YOUR INSTRUCTIONS: Write out the material exactly. Do not include the pictures.

EXERCISE DATA:
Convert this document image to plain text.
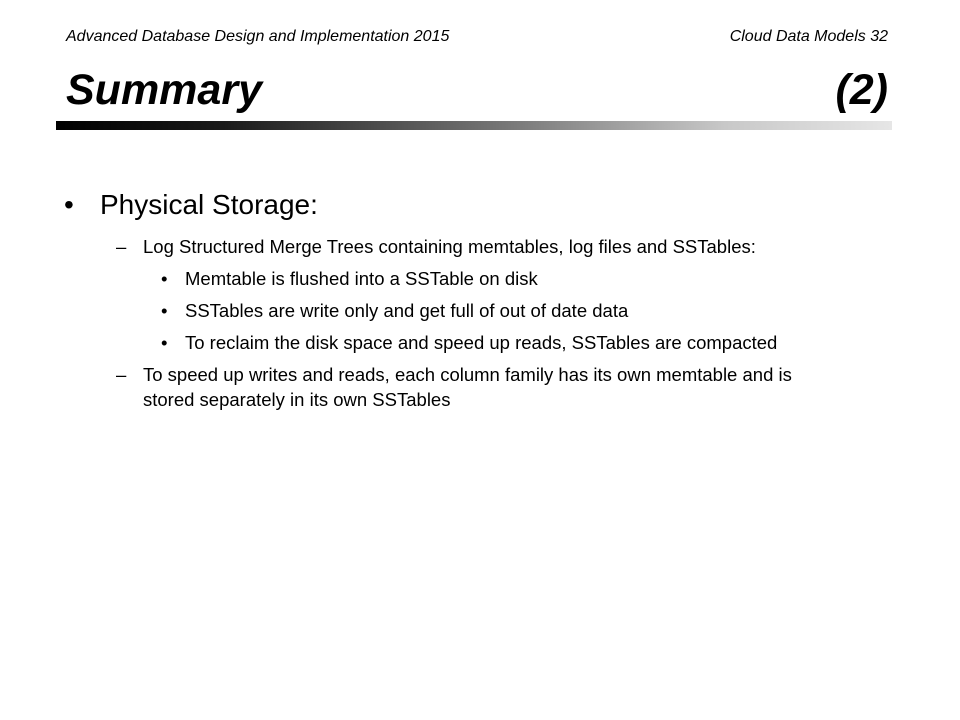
Advanced Database Design and Implementation 2015	Cloud Data Models 32
Summary	(2)
• Physical Storage:
– Log Structured Merge Trees containing memtables, log files and SSTables:
• Memtable is flushed into a SSTable on disk
• SSTables are write only and get full of out of date data
• To reclaim the disk space and speed up reads, SSTables are compacted
– To speed up writes and reads, each column family has its own memtable and is stored separately in its own SSTables
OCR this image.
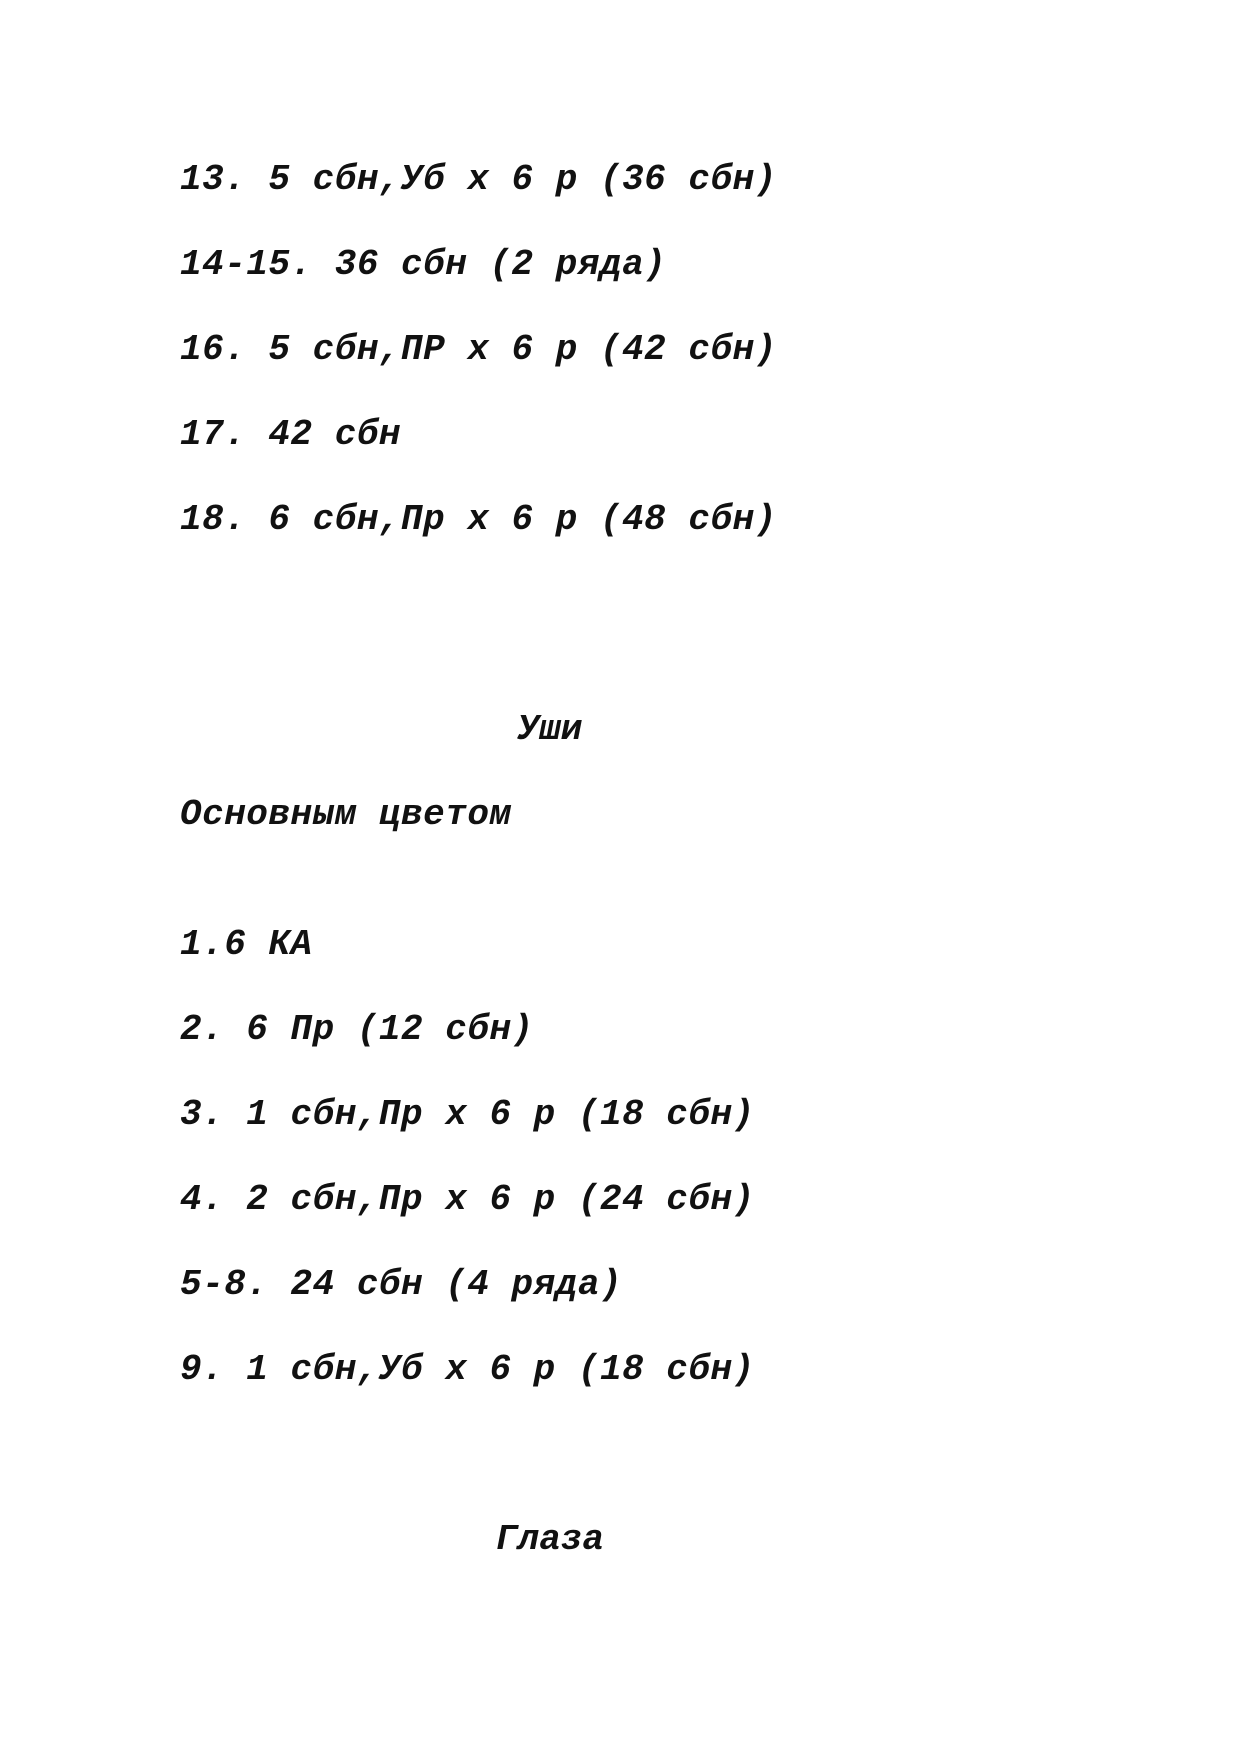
13. 5 сбн,Уб х 6 р (36 сбн)
14-15. 36 сбн (2 ряда)
16. 5 сбн,ПР х 6 р (42 сбн)
17. 42 сбн
18. 6 сбн,Пр х 6 р (48 сбн)
Уши
Основным цветом
1.6 КА
2. 6 Пр (12 сбн)
3. 1 сбн,Пр х 6 р (18 сбн)
4. 2 сбн,Пр х 6 р (24 сбн)
5-8. 24 сбн (4 ряда)
9. 1 сбн,Уб х 6 р (18 сбн)
Глаза
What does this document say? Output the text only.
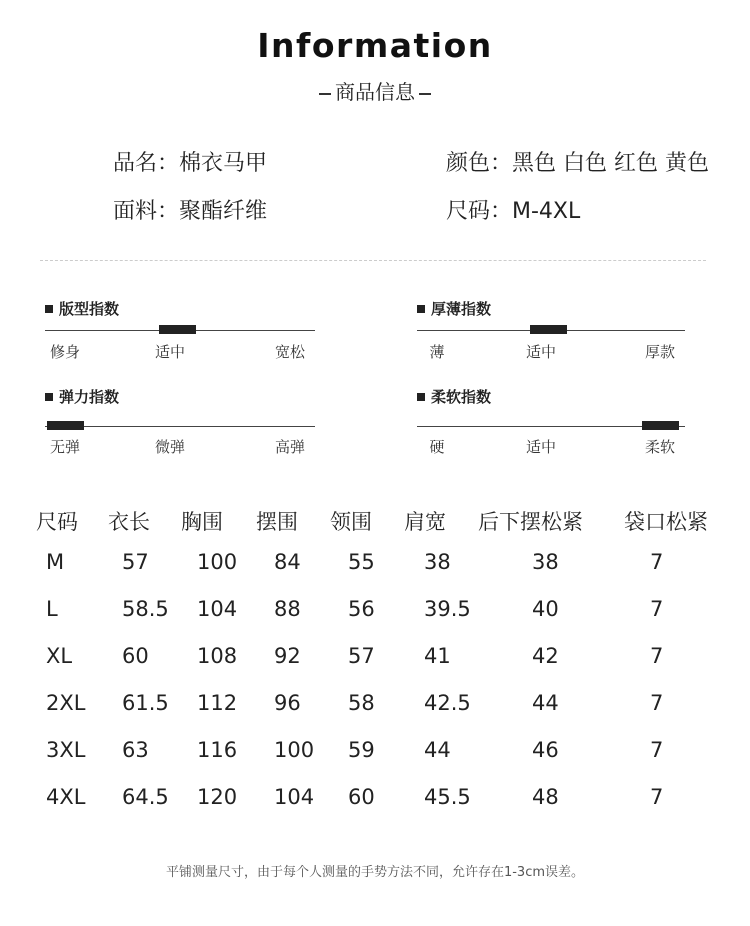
Information
商品信息
品名：棉衣马甲	颜色：黑色 白色 红色 黄色
面料：聚酯纤维	尺码：M-4XL
版型指数
修身	适中	宽松
厚薄指数
薄	适中	厚款
弹力指数
无弹	微弹	高弹
柔软指数
硬	适中	柔软
尺码 衣长 胸围 摆围 领围 肩宽 后下摆松紧 袋口松紧
M	57 100 84 55 38	38	7
L	58.5 104 88 56 39.5	40	7
XL 60 108 92 57 41	42	7
2XL 61.5 112 96 58 42.5	44	7
3XL 63 116 100 59 44	46	7
4XL 64.5 120 104 60 45.5	48	7
平铺测量尺寸，由于每个人测量的手势方法不同，允许存在1-3cm误差。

EXERCISE ANSWER:
Convert this document image to plain text.
Advanced Database Design and Implementation 2015	Cloud Data Models 32
Summary	(2)
• Physical Storage:
– Log Structured Merge Trees containing memtables, log files and SSTables:
• Memtable is flushed into a SSTable on disk
• SSTables are write only and get full of out of date data
• To reclaim the disk space and speed up reads, SSTables are compacted
– To speed up writes and reads, each column family has its own memtable and is stored separately in its own SSTables
OCR this image.
13. 5 сбн,Уб х 6 р (36 сбн)
14-15. 36 сбн (2 ряда)
16. 5 сбн,ПР х 6 р (42 сбн)
17. 42 сбн
18. 6 сбн,Пр х 6 р (48 сбн)
Уши
Основным цветом
1.6 КА
2. 6 Пр (12 сбн)
3. 1 сбн,Пр х 6 р (18 сбн)
4. 2 сбн,Пр х 6 р (24 сбн)
5-8. 24 сбн (4 ряда)
9. 1 сбн,Уб х 6 р (18 сбн)
Глаза
What does this document say? Output the text only.
Information
商品信息
品名：棉衣马甲	颜色：黑色 白色 红色 黄色
面料：聚酯纤维	尺码：M-4XL
版型指数
修身	适中	宽松
厚薄指数
薄	适中	厚款
弹力指数
无弹	微弹	高弹
柔软指数
硬	适中	柔软
尺码 衣长 胸围 摆围 领围 肩宽 后下摆松紧 袋口松紧
M	57 100 84 55 38	38	7
L	58.5 104 88 56 39.5	40	7
XL 60 108 92 57 41	42	7
2XL 61.5 112 96 58 42.5	44	7
3XL 63 116 100 59 44	46	7
4XL 64.5 120 104 60 45.5	48	7
平铺测量尺寸，由于每个人测量的手势方法不同，允许存在1-3cm误差。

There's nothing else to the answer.